* _EXERCISE OBJECTIVE_:
Find and copy each line of the records where the string "Level" shows up.

Lines of data
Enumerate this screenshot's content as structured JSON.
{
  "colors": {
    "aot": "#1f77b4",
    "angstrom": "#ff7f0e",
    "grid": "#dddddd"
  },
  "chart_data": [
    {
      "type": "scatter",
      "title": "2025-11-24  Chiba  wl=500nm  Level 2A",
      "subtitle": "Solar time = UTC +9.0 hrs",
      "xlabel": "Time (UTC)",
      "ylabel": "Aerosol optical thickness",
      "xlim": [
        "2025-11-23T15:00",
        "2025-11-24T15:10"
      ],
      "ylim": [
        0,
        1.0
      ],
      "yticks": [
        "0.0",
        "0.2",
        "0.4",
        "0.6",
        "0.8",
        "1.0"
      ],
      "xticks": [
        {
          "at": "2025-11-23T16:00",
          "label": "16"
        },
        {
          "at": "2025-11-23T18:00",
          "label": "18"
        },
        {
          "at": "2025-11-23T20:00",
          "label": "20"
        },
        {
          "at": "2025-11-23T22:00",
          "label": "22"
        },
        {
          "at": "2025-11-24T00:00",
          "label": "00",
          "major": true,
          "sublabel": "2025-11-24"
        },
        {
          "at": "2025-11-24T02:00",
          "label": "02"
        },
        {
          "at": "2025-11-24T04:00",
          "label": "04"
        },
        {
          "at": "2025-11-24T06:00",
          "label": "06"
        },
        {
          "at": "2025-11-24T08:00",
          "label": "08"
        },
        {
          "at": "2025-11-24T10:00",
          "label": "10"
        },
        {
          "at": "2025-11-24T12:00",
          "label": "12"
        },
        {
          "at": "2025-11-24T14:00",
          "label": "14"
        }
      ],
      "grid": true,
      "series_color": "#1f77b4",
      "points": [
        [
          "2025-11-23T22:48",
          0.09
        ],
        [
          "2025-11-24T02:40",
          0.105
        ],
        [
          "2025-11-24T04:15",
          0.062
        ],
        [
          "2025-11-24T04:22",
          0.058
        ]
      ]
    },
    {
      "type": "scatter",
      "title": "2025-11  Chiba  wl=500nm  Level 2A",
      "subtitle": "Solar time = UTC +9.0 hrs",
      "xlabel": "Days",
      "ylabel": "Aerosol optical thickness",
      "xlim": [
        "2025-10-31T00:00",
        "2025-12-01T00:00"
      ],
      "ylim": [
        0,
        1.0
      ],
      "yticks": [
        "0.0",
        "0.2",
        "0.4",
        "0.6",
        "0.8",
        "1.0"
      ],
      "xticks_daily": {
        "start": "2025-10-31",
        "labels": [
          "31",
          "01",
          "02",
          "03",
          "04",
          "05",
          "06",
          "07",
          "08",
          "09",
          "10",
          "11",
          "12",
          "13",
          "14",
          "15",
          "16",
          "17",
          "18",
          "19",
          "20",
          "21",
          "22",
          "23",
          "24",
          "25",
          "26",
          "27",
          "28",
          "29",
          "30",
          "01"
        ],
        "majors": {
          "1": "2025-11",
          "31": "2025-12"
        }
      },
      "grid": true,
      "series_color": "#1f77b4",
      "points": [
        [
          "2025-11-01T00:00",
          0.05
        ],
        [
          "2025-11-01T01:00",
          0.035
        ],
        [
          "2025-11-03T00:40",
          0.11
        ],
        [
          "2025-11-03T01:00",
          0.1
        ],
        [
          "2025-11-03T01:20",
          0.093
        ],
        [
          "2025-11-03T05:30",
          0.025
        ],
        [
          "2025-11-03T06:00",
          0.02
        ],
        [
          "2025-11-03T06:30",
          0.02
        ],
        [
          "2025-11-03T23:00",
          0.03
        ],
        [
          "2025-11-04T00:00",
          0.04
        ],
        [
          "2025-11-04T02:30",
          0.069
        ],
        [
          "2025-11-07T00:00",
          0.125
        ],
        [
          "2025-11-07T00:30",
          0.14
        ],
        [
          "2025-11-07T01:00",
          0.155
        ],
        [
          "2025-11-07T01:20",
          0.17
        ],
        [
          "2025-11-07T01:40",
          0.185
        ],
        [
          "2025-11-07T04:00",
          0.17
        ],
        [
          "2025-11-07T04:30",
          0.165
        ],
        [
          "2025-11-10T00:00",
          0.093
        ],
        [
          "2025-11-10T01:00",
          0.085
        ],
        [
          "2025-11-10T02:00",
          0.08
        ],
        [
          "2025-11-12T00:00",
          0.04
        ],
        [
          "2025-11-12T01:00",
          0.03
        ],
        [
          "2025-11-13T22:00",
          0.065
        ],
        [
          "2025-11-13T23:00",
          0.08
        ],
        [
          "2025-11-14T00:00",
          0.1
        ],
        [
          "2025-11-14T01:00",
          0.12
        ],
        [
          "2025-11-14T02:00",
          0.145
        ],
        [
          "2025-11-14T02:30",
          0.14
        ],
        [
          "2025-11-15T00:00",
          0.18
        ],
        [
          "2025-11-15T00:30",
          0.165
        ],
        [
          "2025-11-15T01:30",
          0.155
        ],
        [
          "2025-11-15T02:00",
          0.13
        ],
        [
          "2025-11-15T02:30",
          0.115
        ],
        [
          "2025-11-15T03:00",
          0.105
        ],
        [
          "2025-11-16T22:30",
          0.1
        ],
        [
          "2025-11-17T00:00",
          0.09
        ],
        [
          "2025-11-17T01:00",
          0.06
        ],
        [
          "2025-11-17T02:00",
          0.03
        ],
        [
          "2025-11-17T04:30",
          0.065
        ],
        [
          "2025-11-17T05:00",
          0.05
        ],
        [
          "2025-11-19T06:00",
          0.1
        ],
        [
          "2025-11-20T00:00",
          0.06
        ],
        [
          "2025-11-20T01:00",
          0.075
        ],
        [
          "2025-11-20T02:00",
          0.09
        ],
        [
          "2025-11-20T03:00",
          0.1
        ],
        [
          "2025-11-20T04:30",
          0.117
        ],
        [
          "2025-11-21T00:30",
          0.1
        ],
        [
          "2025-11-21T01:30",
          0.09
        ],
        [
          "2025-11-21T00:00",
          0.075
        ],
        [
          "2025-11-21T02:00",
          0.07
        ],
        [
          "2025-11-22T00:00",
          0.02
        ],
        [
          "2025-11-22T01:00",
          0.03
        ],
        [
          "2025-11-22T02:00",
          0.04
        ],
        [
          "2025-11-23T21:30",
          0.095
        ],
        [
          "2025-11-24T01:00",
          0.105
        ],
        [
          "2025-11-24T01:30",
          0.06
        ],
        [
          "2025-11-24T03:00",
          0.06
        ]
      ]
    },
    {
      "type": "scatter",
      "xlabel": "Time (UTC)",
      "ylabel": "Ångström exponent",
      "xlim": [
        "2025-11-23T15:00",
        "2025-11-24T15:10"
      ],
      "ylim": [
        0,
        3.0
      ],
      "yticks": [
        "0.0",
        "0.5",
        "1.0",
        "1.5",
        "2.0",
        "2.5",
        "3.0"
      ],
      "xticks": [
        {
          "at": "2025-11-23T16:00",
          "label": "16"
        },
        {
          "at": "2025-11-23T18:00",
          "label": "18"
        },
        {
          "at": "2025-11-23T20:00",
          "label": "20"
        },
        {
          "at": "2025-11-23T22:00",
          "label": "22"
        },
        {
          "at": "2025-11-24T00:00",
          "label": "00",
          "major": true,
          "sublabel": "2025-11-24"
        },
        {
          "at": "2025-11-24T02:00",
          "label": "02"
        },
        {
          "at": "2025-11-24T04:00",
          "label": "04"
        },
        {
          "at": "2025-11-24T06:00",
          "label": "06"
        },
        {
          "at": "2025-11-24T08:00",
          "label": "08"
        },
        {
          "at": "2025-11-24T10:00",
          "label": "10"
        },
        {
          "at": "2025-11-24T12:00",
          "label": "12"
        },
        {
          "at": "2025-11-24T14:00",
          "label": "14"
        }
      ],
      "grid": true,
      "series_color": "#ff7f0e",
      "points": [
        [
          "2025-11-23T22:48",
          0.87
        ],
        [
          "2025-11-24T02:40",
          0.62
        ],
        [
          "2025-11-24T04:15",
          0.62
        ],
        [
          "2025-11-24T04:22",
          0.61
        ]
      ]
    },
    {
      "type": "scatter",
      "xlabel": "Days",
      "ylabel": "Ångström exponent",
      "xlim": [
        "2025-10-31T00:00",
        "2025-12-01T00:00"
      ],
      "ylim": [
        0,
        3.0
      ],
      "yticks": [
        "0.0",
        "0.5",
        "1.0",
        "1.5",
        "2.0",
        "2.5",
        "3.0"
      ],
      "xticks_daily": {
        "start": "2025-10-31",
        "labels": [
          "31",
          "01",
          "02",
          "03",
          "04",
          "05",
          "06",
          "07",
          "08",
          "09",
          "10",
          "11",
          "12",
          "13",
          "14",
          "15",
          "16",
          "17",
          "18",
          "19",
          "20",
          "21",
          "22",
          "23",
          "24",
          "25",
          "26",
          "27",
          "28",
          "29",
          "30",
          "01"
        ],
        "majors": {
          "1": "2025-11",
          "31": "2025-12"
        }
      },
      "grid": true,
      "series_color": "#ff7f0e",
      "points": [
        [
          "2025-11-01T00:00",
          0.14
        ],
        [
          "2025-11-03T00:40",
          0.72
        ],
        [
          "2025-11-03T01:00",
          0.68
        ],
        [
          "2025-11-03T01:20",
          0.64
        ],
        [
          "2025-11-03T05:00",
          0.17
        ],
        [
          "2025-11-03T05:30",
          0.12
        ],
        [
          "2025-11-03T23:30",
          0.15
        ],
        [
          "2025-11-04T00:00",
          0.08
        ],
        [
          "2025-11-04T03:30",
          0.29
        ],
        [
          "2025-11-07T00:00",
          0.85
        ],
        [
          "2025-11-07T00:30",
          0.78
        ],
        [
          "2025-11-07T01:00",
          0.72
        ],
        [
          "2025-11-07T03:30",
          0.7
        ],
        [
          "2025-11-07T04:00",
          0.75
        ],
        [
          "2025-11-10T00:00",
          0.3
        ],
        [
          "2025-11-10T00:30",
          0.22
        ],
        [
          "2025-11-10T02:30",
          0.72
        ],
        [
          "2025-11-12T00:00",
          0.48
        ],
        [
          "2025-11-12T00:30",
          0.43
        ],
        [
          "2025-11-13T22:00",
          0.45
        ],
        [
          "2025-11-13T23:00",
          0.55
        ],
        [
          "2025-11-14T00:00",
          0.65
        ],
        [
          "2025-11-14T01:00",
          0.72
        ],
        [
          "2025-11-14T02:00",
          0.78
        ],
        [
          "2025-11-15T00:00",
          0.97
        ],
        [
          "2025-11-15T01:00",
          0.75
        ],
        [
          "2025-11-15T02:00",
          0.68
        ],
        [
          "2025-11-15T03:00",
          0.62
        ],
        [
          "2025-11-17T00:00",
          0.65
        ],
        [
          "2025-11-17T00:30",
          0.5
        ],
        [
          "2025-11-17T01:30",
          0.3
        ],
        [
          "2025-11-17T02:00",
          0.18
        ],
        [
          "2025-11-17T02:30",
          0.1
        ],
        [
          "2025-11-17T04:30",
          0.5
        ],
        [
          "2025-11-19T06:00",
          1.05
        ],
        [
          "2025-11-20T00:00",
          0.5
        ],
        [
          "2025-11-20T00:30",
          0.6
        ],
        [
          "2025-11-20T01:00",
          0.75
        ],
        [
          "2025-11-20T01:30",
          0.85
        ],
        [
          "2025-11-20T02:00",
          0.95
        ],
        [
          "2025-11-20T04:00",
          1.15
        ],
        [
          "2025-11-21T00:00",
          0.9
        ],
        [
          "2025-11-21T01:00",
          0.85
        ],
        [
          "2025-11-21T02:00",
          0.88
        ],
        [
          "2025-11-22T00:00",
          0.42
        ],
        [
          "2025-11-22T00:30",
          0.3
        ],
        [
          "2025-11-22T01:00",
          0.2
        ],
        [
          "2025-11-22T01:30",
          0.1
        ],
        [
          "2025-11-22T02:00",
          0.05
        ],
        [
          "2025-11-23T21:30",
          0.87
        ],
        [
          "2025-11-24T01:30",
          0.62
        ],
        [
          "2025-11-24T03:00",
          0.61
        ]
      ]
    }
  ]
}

* _WRITTEN RESPONSE_:
      "title": "2025-11-24  Chiba  wl=500nm  Level 2A",
      "title": "2025-11  Chiba  wl=500nm  Level 2A",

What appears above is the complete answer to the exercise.